-- Problem description --
Copy the lines that follow, keeping every character the same.
# # #
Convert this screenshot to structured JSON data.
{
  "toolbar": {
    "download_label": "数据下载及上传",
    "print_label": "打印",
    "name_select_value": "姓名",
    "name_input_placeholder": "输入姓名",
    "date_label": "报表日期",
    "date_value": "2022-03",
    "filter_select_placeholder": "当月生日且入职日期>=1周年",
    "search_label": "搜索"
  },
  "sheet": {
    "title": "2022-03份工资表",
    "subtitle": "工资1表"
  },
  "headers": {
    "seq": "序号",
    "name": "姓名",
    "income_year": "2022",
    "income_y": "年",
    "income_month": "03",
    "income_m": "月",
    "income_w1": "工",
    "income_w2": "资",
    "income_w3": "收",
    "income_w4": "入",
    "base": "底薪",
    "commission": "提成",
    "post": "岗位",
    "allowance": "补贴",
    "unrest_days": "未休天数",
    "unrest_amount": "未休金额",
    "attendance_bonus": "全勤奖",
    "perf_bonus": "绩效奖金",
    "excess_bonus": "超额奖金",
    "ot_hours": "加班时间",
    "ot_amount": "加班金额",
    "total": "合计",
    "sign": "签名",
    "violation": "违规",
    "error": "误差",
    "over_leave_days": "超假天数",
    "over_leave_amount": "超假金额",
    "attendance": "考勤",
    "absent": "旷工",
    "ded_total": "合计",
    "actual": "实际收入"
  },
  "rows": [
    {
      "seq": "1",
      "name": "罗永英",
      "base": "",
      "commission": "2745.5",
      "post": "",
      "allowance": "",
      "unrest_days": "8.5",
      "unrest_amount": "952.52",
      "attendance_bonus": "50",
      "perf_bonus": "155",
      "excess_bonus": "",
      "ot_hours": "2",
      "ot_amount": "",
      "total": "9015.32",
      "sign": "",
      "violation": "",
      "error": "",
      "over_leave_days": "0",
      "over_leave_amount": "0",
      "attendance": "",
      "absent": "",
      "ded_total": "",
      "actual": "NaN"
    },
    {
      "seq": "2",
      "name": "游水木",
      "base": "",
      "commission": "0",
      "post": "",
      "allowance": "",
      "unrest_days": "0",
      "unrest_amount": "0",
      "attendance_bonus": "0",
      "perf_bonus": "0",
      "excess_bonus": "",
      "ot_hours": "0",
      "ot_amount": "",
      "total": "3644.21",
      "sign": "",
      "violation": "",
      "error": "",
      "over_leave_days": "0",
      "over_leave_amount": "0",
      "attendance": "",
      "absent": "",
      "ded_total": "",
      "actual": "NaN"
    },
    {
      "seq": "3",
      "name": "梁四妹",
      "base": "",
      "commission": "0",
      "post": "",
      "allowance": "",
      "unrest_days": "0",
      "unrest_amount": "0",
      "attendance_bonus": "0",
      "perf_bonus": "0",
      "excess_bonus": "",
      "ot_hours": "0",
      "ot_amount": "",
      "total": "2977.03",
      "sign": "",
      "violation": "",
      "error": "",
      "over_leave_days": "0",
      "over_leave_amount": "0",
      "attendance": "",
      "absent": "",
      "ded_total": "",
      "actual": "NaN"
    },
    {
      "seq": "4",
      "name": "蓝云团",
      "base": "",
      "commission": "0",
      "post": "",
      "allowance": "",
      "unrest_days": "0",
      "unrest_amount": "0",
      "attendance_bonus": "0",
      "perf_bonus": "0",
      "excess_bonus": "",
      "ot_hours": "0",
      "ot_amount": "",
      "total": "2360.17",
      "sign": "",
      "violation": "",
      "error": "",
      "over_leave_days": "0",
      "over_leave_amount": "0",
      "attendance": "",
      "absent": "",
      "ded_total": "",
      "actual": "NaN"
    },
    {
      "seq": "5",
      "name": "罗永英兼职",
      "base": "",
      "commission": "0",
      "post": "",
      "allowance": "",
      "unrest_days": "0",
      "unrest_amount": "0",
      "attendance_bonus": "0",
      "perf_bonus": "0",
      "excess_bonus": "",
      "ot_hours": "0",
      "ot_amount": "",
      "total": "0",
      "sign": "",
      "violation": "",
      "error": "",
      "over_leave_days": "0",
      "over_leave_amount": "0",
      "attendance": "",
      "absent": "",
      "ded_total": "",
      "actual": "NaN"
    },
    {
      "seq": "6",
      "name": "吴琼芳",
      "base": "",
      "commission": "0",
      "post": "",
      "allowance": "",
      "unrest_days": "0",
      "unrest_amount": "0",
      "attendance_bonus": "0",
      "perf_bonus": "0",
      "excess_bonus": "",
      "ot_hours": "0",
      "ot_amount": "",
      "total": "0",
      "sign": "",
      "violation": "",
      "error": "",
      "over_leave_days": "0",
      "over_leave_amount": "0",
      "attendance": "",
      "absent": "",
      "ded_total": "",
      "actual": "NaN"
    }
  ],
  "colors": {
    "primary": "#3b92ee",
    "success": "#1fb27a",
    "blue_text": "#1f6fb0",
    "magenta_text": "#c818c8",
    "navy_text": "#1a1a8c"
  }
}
# # #
-- Response --
Convert this screenshot to structured JSON data.
{
  "toolbar": {
    "download_label": "数据下载及上传",
    "print_label": "打印",
    "name_select_value": "姓名",
    "name_input_placeholder": "输入姓名",
    "date_label": "报表日期",
    "date_value": "2022-03",
    "filter_select_placeholder": "当月生日且入职日期>=1周年",
    "search_label": "搜索"
  },
  "sheet": {
    "title": "2022-03份工资表",
    "subtitle": "工资1表"
  },
  "headers": {
    "seq": "序号",
    "name": "姓名",
    "income_year": "2022",
    "income_y": "年",
    "income_month": "03",
    "income_m": "月",
    "income_w1": "工",
    "income_w2": "资",
    "income_w3": "收",
    "income_w4": "入",
    "base": "底薪",
    "commission": "提成",
    "post": "岗位",
    "allowance": "补贴",
    "unrest_days": "未休天数",
    "unrest_amount": "未休金额",
    "attendance_bonus": "全勤奖",
    "perf_bonus": "绩效奖金",
    "excess_bonus": "超额奖金",
    "ot_hours": "加班时间",
    "ot_amount": "加班金额",
    "total": "合计",
    "sign": "签名",
    "violation": "违规",
    "error": "误差",
    "over_leave_days": "超假天数",
    "over_leave_amount": "超假金额",
    "attendance": "考勤",
    "absent": "旷工",
    "ded_total": "合计",
    "actual": "实际收入"
  },
  "rows": [
    {
      "seq": "1",
      "name": "罗永英",
      "base": "",
      "commission": "2745.5",
      "post": "",
      "allowance": "",
      "unrest_days": "8.5",
      "unrest_amount": "952.52",
      "attendance_bonus": "50",
      "perf_bonus": "155",
      "excess_bonus": "",
      "ot_hours": "2",
      "ot_amount": "",
      "total": "9015.32",
      "sign": "",
      "violation": "",
      "error": "",
      "over_leave_days": "0",
      "over_leave_amount": "0",
      "attendance": "",
      "absent": "",
      "ded_total": "",
      "actual": "NaN"
    },
    {
      "seq": "2",
      "name": "游水木",
      "base": "",
      "commission": "0",
      "post": "",
      "allowance": "",
      "unrest_days": "0",
      "unrest_amount": "0",
      "attendance_bonus": "0",
      "perf_bonus": "0",
      "excess_bonus": "",
      "ot_hours": "0",
      "ot_amount": "",
      "total": "3644.21",
      "sign": "",
      "violation": "",
      "error": "",
      "over_leave_days": "0",
      "over_leave_amount": "0",
      "attendance": "",
      "absent": "",
      "ded_total": "",
      "actual": "NaN"
    },
    {
      "seq": "3",
      "name": "梁四妹",
      "base": "",
      "commission": "0",
      "post": "",
      "allowance": "",
      "unrest_days": "0",
      "unrest_amount": "0",
      "attendance_bonus": "0",
      "perf_bonus": "0",
      "excess_bonus": "",
      "ot_hours": "0",
      "ot_amount": "",
      "total": "2977.03",
      "sign": "",
      "violation": "",
      "error": "",
      "over_leave_days": "0",
      "over_leave_amount": "0",
      "attendance": "",
      "absent": "",
      "ded_total": "",
      "actual": "NaN"
    },
    {
      "seq": "4",
      "name": "蓝云团",
      "base": "",
      "commission": "0",
      "post": "",
      "allowance": "",
      "unrest_days": "0",
      "unrest_amount": "0",
      "attendance_bonus": "0",
      "perf_bonus": "0",
      "excess_bonus": "",
      "ot_hours": "0",
      "ot_amount": "",
      "total": "2360.17",
      "sign": "",
      "violation": "",
      "error": "",
      "over_leave_days": "0",
      "over_leave_amount": "0",
      "attendance": "",
      "absent": "",
      "ded_total": "",
      "actual": "NaN"
    },
    {
      "seq": "5",
      "name": "罗永英兼职",
      "base": "",
      "commission": "0",
      "post": "",
      "allowance": "",
      "unrest_days": "0",
      "unrest_amount": "0",
      "attendance_bonus": "0",
      "perf_bonus": "0",
      "excess_bonus": "",
      "ot_hours": "0",
      "ot_amount": "",
      "total": "0",
      "sign": "",
      "violation": "",
      "error": "",
      "over_leave_days": "0",
      "over_leave_amount": "0",
      "attendance": "",
      "absent": "",
      "ded_total": "",
      "actual": "NaN"
    },
    {
      "seq": "6",
      "name": "吴琼芳",
      "base": "",
      "commission": "0",
      "post": "",
      "allowance": "",
      "unrest_days": "0",
      "unrest_amount": "0",
      "attendance_bonus": "0",
      "perf_bonus": "0",
      "excess_bonus": "",
      "ot_hours": "0",
      "ot_amount": "",
      "total": "0",
      "sign": "",
      "violation": "",
      "error": "",
      "over_leave_days": "0",
      "over_leave_amount": "0",
      "attendance": "",
      "absent": "",
      "ded_total": "",
      "actual": "NaN"
    }
  ],
  "colors": {
    "primary": "#3b92ee",
    "success": "#1fb27a",
    "blue_text": "#1f6fb0",
    "magenta_text": "#c818c8",
    "navy_text": "#1a1a8c"
  }
}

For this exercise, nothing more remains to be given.